## start Available data

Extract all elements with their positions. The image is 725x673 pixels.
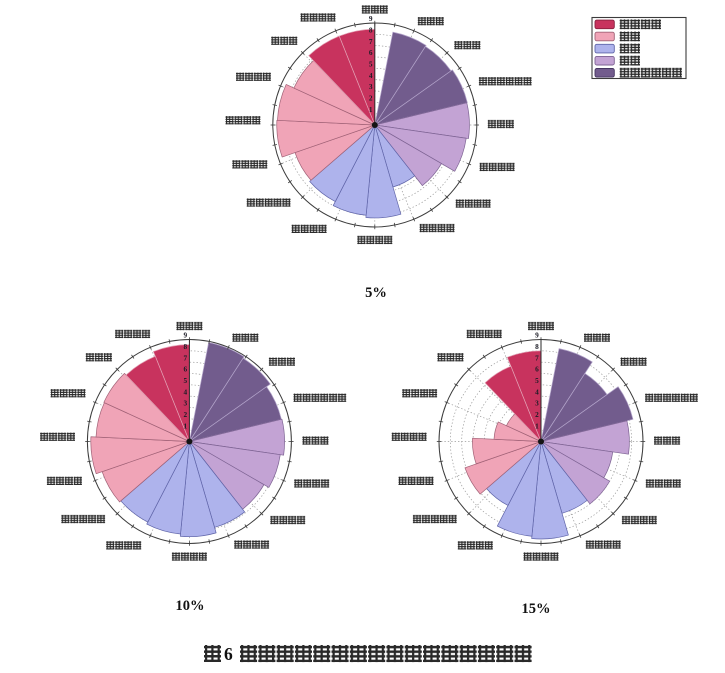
svg-text:4: 4 [535,387,539,396]
svg-text:5%: 5% [365,285,387,301]
svg-text:7: 7 [183,353,187,362]
svg-text:4: 4 [183,387,187,396]
svg-text:8: 8 [535,342,539,351]
svg-text:15%: 15% [522,601,551,617]
svg-text:1: 1 [183,421,187,430]
svg-text:7: 7 [535,353,539,362]
svg-text:6: 6 [535,365,539,374]
svg-text:6: 6 [369,48,373,57]
svg-text:6: 6 [224,644,233,664]
svg-text:1: 1 [535,421,539,430]
svg-text:6: 6 [183,365,187,374]
svg-text:9: 9 [369,14,373,23]
svg-text:10%: 10% [176,598,205,614]
svg-text:8: 8 [369,26,373,35]
svg-text:5: 5 [369,60,373,69]
svg-text:4: 4 [369,71,373,80]
svg-text:3: 3 [535,399,539,408]
svg-text:2: 2 [535,410,539,419]
svg-text:3: 3 [183,399,187,408]
svg-text:7: 7 [369,37,373,46]
svg-text:2: 2 [183,410,187,419]
svg-text:3: 3 [369,82,373,91]
svg-text:5: 5 [183,376,187,385]
svg-text:2: 2 [369,94,373,103]
svg-text:5: 5 [535,376,539,385]
svg-text:8: 8 [183,342,187,351]
svg-text:9: 9 [535,331,539,340]
svg-text:1: 1 [369,105,373,114]
svg-text:9: 9 [183,331,187,340]
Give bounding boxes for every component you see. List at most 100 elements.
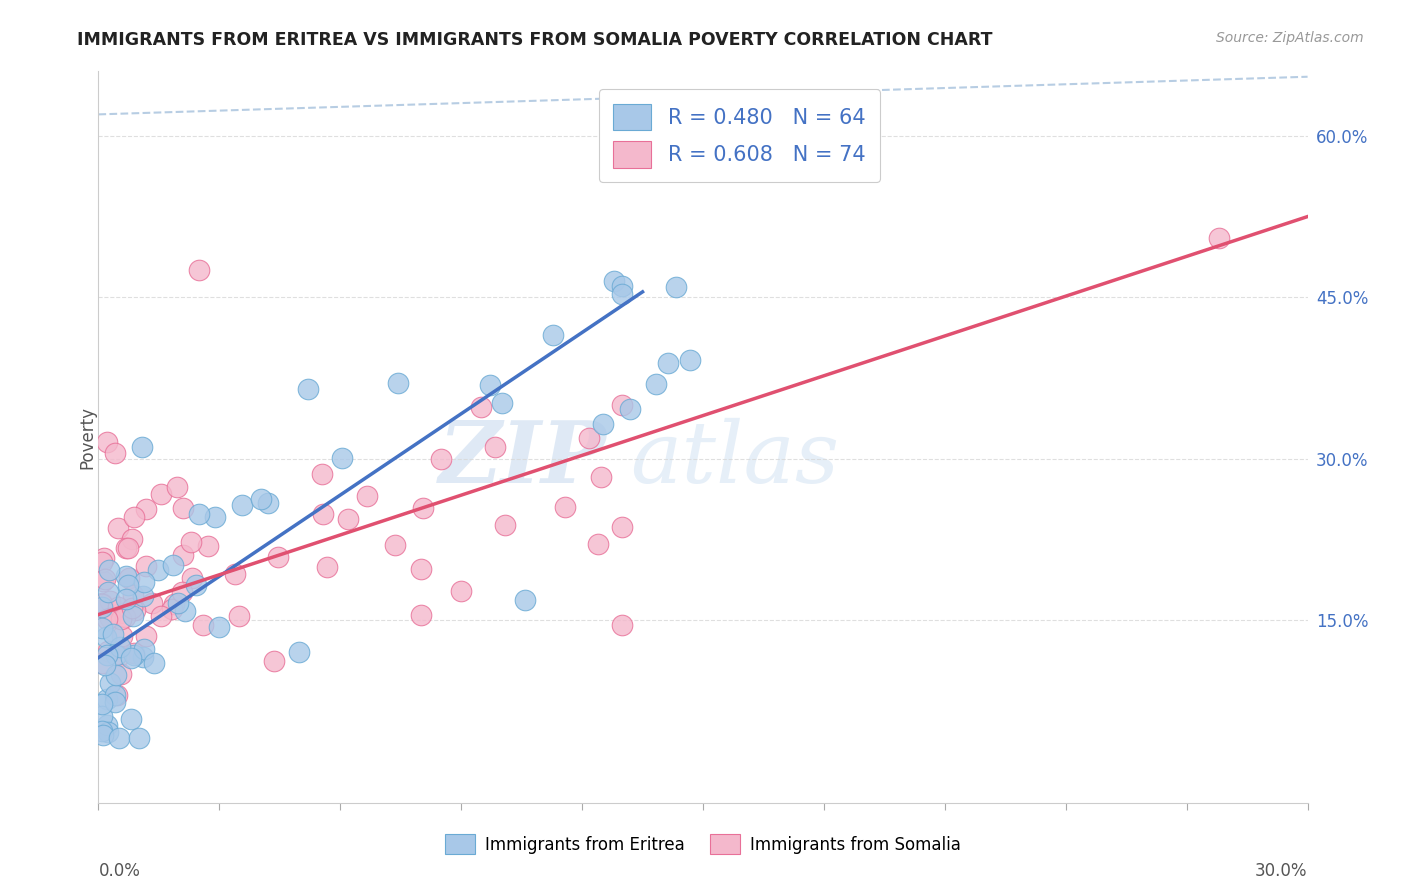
Point [173, 604, 195, 618]
Point [149, 609, 172, 624]
Text: IMMIGRANTS FROM ERITREA VS IMMIGRANTS FROM SOMALIA POVERTY CORRELATION CHART: IMMIGRANTS FROM ERITREA VS IMMIGRANTS FR… [77, 31, 993, 49]
Point [204, 510, 226, 524]
Point [297, 382, 319, 396]
Point [91, 574, 114, 588]
Point [91, 599, 114, 614]
Point [110, 666, 132, 681]
Point [108, 606, 131, 620]
Point [93, 728, 115, 742]
Point [267, 550, 290, 565]
Point [430, 451, 453, 466]
Point [450, 584, 472, 599]
Point [188, 263, 211, 277]
Point [288, 645, 311, 659]
Point [619, 401, 641, 416]
Point [110, 640, 132, 654]
Point [124, 648, 146, 663]
Point [110, 612, 132, 626]
Point [513, 593, 536, 607]
Point [122, 646, 145, 660]
Point [387, 376, 409, 390]
Point [94, 630, 117, 644]
Point [98, 611, 121, 625]
Point [96, 434, 118, 449]
Point [228, 608, 250, 623]
Point [591, 470, 613, 484]
Point [141, 596, 163, 610]
Point [470, 400, 492, 414]
Point [149, 487, 172, 501]
Point [104, 446, 127, 460]
Point [172, 500, 194, 515]
Point [122, 510, 145, 524]
Point [107, 599, 129, 614]
Point [101, 627, 124, 641]
Point [409, 562, 432, 576]
Text: 0.0%: 0.0% [98, 862, 141, 880]
Point [96, 692, 118, 706]
Point [409, 607, 432, 622]
Point [91, 698, 114, 712]
Point [117, 541, 139, 555]
Point [197, 540, 219, 554]
Point [114, 541, 136, 556]
Point [167, 596, 190, 610]
Point [146, 563, 169, 577]
Text: atlas: atlas [630, 417, 839, 500]
Point [678, 353, 700, 368]
Point [91, 596, 114, 610]
Point [94, 572, 117, 586]
Point [612, 520, 634, 534]
Point [122, 609, 145, 624]
Point [93, 551, 115, 566]
Point [96, 648, 118, 662]
Point [162, 558, 184, 572]
Point [578, 431, 600, 445]
Point [224, 567, 246, 582]
Point [384, 538, 406, 552]
Point [121, 651, 143, 665]
Point [491, 396, 513, 410]
Point [114, 568, 136, 582]
Point [104, 667, 127, 681]
Point [98, 594, 121, 608]
Point [231, 498, 253, 512]
Point [117, 578, 139, 592]
Point [484, 440, 506, 454]
Point [91, 598, 114, 612]
Point [166, 480, 188, 494]
Point [131, 649, 153, 664]
Point [93, 657, 115, 672]
Point [479, 377, 502, 392]
Text: Source: ZipAtlas.com: Source: ZipAtlas.com [1216, 31, 1364, 45]
Point [134, 558, 156, 573]
Point [208, 620, 231, 634]
Point [170, 585, 193, 599]
Point [586, 537, 609, 551]
Point [97, 725, 120, 739]
Point [91, 621, 114, 635]
Point [96, 612, 118, 626]
Point [180, 535, 202, 549]
Point [263, 654, 285, 668]
Legend: Immigrants from Eritrea, Immigrants from Somalia: Immigrants from Eritrea, Immigrants from… [439, 828, 967, 860]
Point [114, 610, 136, 624]
Point [135, 629, 157, 643]
Point [121, 533, 143, 547]
Text: 30.0%: 30.0% [1256, 862, 1308, 880]
Point [163, 597, 186, 611]
Point [311, 467, 333, 481]
Point [188, 508, 211, 522]
Point [610, 398, 633, 412]
Point [131, 440, 153, 454]
Point [181, 571, 204, 585]
Point [330, 450, 353, 465]
Point [120, 712, 142, 726]
Point [121, 601, 143, 615]
Point [91, 555, 114, 569]
Point [257, 496, 280, 510]
Point [97, 644, 120, 658]
Point [98, 563, 121, 577]
Point [645, 377, 668, 392]
Point [107, 731, 129, 746]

## end Available data

Reproduce the lines verbatim, from the first line of the records through the line with "Give bounding boxes", including both. Leave out the pictures.

**Solution:**
Extract all elements with their positions. The image is 725x673 pixels.
svg-text:4: 4 [535,387,539,396]
svg-text:5%: 5% [365,285,387,301]
svg-text:7: 7 [183,353,187,362]
svg-text:4: 4 [183,387,187,396]
svg-text:8: 8 [535,342,539,351]
svg-text:15%: 15% [522,601,551,617]
svg-text:1: 1 [183,421,187,430]
svg-text:7: 7 [535,353,539,362]
svg-text:6: 6 [535,365,539,374]
svg-text:6: 6 [369,48,373,57]
svg-text:6: 6 [224,644,233,664]
svg-text:1: 1 [535,421,539,430]
svg-text:6: 6 [183,365,187,374]
svg-text:9: 9 [369,14,373,23]
svg-text:10%: 10% [176,598,205,614]
svg-text:8: 8 [369,26,373,35]
svg-text:5: 5 [369,60,373,69]
svg-text:4: 4 [369,71,373,80]
svg-text:3: 3 [535,399,539,408]
svg-text:2: 2 [535,410,539,419]
svg-text:3: 3 [183,399,187,408]
svg-text:7: 7 [369,37,373,46]
svg-text:2: 2 [183,410,187,419]
svg-text:3: 3 [369,82,373,91]
svg-text:5: 5 [183,376,187,385]
svg-text:2: 2 [369,94,373,103]
svg-text:5: 5 [535,376,539,385]
svg-text:8: 8 [183,342,187,351]
svg-text:9: 9 [535,331,539,340]
svg-text:1: 1 [369,105,373,114]
svg-text:9: 9 [183,331,187,340]
Give bounding boxes for every component you see. List at most 100 elements.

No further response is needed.